• **TASK STATEMENT**: Give every line from the entries that contains "this".

Data tied to figure images:
* * * *
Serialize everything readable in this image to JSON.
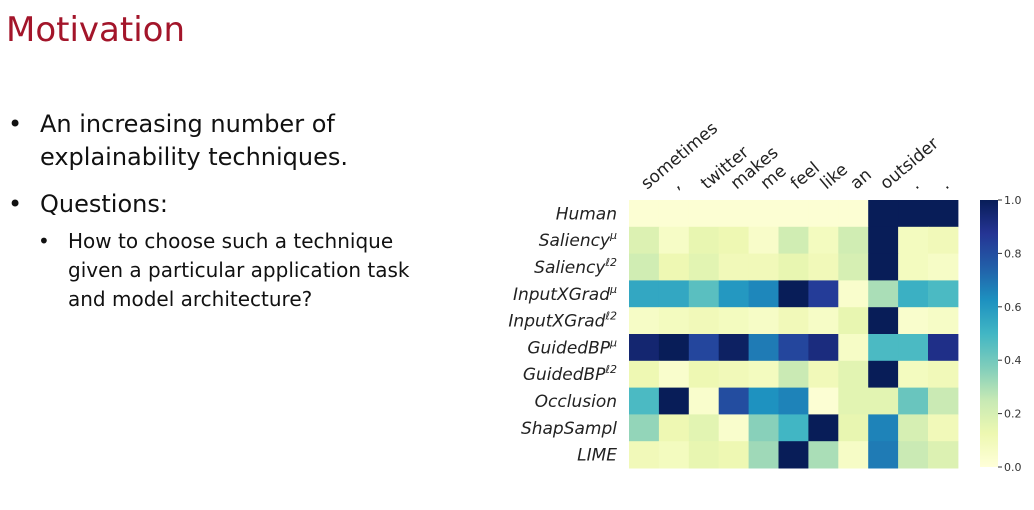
{
  "slide": {
    "title": "Motivation",
    "bullets": [
      {
        "text": "An increasing number of explainability techniques."
      },
      {
        "text": "Questions:",
        "sub": [
          {
            "text": "How to choose such a technique given a particular application task and model architecture?"
          }
        ]
      }
    ]
  },
  "chart_data": {
    "type": "heatmap",
    "colormap": "YlGnBu",
    "x_labels": [
      "sometimes",
      ",",
      "twitter",
      "makes",
      "me",
      "feel",
      "like",
      "an",
      "outsider",
      ".",
      "."
    ],
    "y_labels": [
      {
        "base": "Human",
        "sup": ""
      },
      {
        "base": "Saliency",
        "sup": "μ"
      },
      {
        "base": "Saliency",
        "sup": "ℓ2"
      },
      {
        "base": "InputXGrad",
        "sup": "μ"
      },
      {
        "base": "InputXGrad",
        "sup": "ℓ2"
      },
      {
        "base": "GuidedBP",
        "sup": "μ"
      },
      {
        "base": "GuidedBP",
        "sup": "ℓ2"
      },
      {
        "base": "Occlusion",
        "sup": ""
      },
      {
        "base": "ShapSampl",
        "sup": ""
      },
      {
        "base": "LIME",
        "sup": ""
      }
    ],
    "values": [
      [
        0.02,
        0.02,
        0.02,
        0.02,
        0.02,
        0.02,
        0.02,
        0.02,
        1.0,
        1.0,
        1.0
      ],
      [
        0.18,
        0.06,
        0.14,
        0.12,
        0.05,
        0.22,
        0.08,
        0.22,
        1.0,
        0.08,
        0.1
      ],
      [
        0.22,
        0.12,
        0.16,
        0.1,
        0.1,
        0.14,
        0.1,
        0.2,
        1.0,
        0.08,
        0.06
      ],
      [
        0.55,
        0.55,
        0.45,
        0.6,
        0.65,
        1.0,
        0.85,
        0.04,
        0.3,
        0.52,
        0.48
      ],
      [
        0.06,
        0.08,
        0.1,
        0.08,
        0.06,
        0.1,
        0.06,
        0.14,
        1.0,
        0.04,
        0.06
      ],
      [
        0.95,
        1.0,
        0.82,
        0.98,
        0.68,
        0.82,
        0.92,
        0.06,
        0.48,
        0.48,
        0.9
      ],
      [
        0.12,
        0.04,
        0.12,
        0.1,
        0.08,
        0.24,
        0.1,
        0.16,
        1.0,
        0.08,
        0.1
      ],
      [
        0.48,
        1.0,
        0.04,
        0.8,
        0.62,
        0.66,
        0.02,
        0.16,
        0.16,
        0.42,
        0.24
      ],
      [
        0.34,
        0.12,
        0.16,
        0.04,
        0.36,
        0.5,
        1.0,
        0.14,
        0.66,
        0.2,
        0.1
      ],
      [
        0.1,
        0.08,
        0.14,
        0.12,
        0.32,
        1.0,
        0.3,
        0.06,
        0.68,
        0.24,
        0.18
      ]
    ],
    "colorbar": {
      "min": 0.0,
      "max": 1.0,
      "ticks": [
        "0.0",
        "0.2",
        "0.4",
        "0.6",
        "0.8",
        "1.0"
      ]
    }
  }
}
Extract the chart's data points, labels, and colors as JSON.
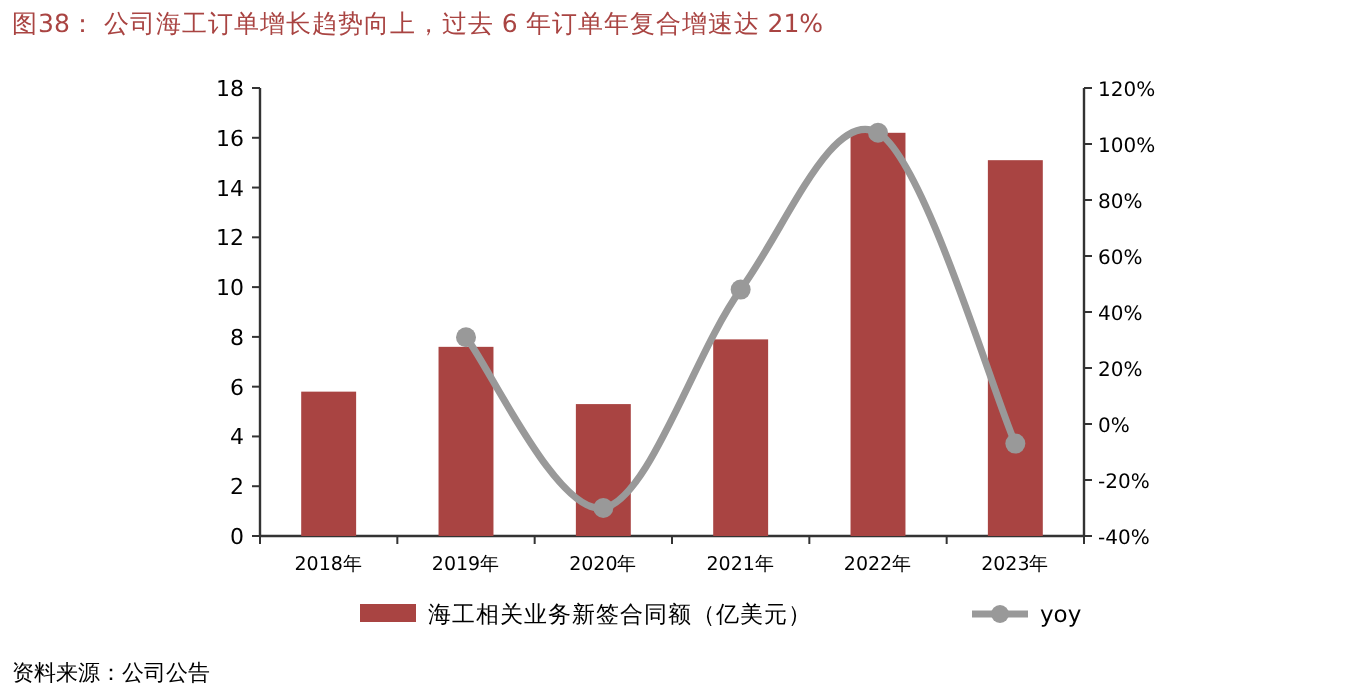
{
  "chart_data": {
    "type": "bar",
    "title": "图38：  公司海工订单增长趋势向上，过去 6 年订单年复合增速达 21%",
    "categories": [
      "2018年",
      "2019年",
      "2020年",
      "2021年",
      "2022年",
      "2023年"
    ],
    "series": [
      {
        "name": "海工相关业务新签合同额（亿美元）",
        "color": "#a94442",
        "values": [
          5.8,
          7.6,
          5.3,
          7.9,
          16.2,
          15.1
        ]
      },
      {
        "name": "yoy",
        "type": "line",
        "axis": "y2",
        "color": "#999999",
        "marker": "circle",
        "values": [
          null,
          31,
          -30,
          48,
          104,
          -7
        ]
      }
    ],
    "ylim": [
      0,
      18
    ],
    "yticks": [
      0,
      2,
      4,
      6,
      8,
      10,
      12,
      14,
      16,
      18
    ],
    "y2lim": [
      -40,
      120
    ],
    "y2ticks": [
      {
        "value": -40,
        "label": "-40%"
      },
      {
        "value": -20,
        "label": "-20%"
      },
      {
        "value": 0,
        "label": "0%"
      },
      {
        "value": 20,
        "label": "20%"
      },
      {
        "value": 40,
        "label": "40%"
      },
      {
        "value": 60,
        "label": "60%"
      },
      {
        "value": 80,
        "label": "80%"
      },
      {
        "value": 100,
        "label": "100%"
      },
      {
        "value": 120,
        "label": "120%"
      }
    ],
    "legend": "bottom",
    "grid": false,
    "annotations": [
      "资料来源：公司公告"
    ]
  }
}
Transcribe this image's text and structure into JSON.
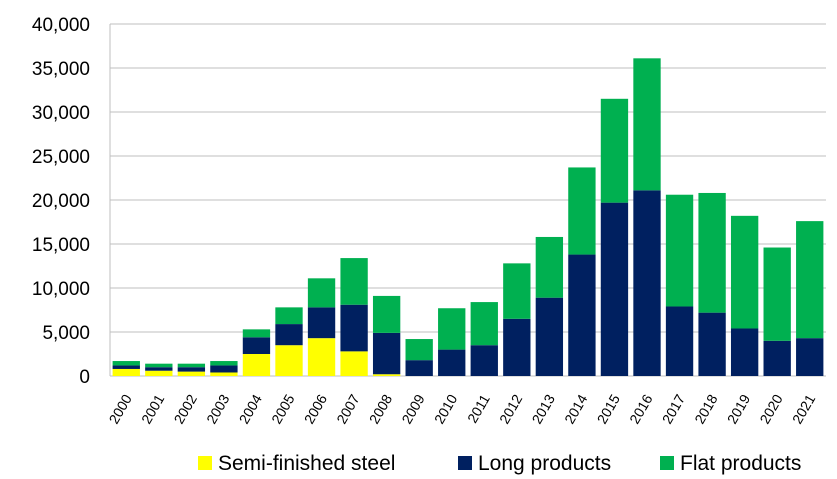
{
  "chart_data": {
    "type": "bar",
    "stacked": true,
    "categories": [
      "2000",
      "2001",
      "2002",
      "2003",
      "2004",
      "2005",
      "2006",
      "2007",
      "2008",
      "2009",
      "2010",
      "2011",
      "2012",
      "2013",
      "2014",
      "2015",
      "2016",
      "2017",
      "2018",
      "2019",
      "2020",
      "2021"
    ],
    "series": [
      {
        "name": "Semi-finished steel",
        "color": "#FFFF00",
        "values": [
          800,
          600,
          500,
          400,
          2500,
          3500,
          4300,
          2800,
          200,
          0,
          0,
          0,
          0,
          0,
          0,
          0,
          0,
          0,
          0,
          0,
          0,
          0
        ]
      },
      {
        "name": "Long products",
        "color": "#002060",
        "values": [
          400,
          400,
          500,
          800,
          1900,
          2400,
          3500,
          5300,
          4700,
          1800,
          3000,
          3500,
          6500,
          8900,
          13800,
          19700,
          21100,
          7900,
          7200,
          5400,
          4000,
          4300
        ]
      },
      {
        "name": "Flat products",
        "color": "#00B050",
        "values": [
          500,
          400,
          400,
          500,
          900,
          1900,
          3300,
          5300,
          4200,
          2400,
          4700,
          4900,
          6300,
          6900,
          9900,
          11800,
          15000,
          12700,
          13600,
          12800,
          10600,
          13300
        ]
      }
    ],
    "y_ticks": [
      "0",
      "5,000",
      "10,000",
      "15,000",
      "20,000",
      "25,000",
      "30,000",
      "35,000",
      "40,000"
    ],
    "ylim": [
      0,
      40000
    ],
    "grid": "horizontal",
    "legend_position": "bottom"
  }
}
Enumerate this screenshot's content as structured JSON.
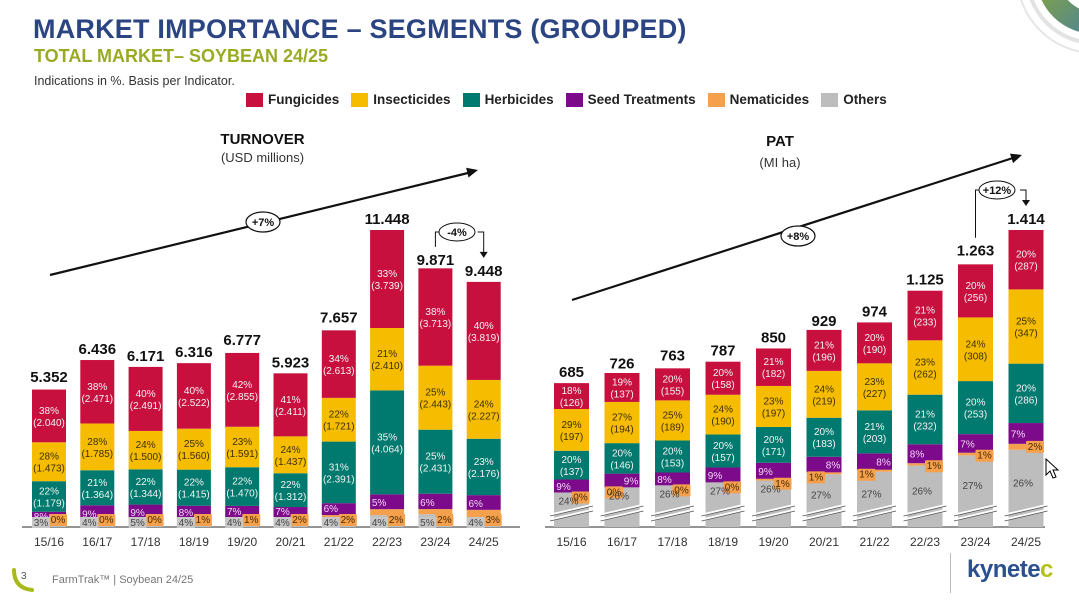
* * * *
• **SOLVED EXERCISE**:
Serialize everything readable in this image to JSON.
Transcribe this image's text and structure into JSON.
Enumerate this screenshot's content as structured JSON.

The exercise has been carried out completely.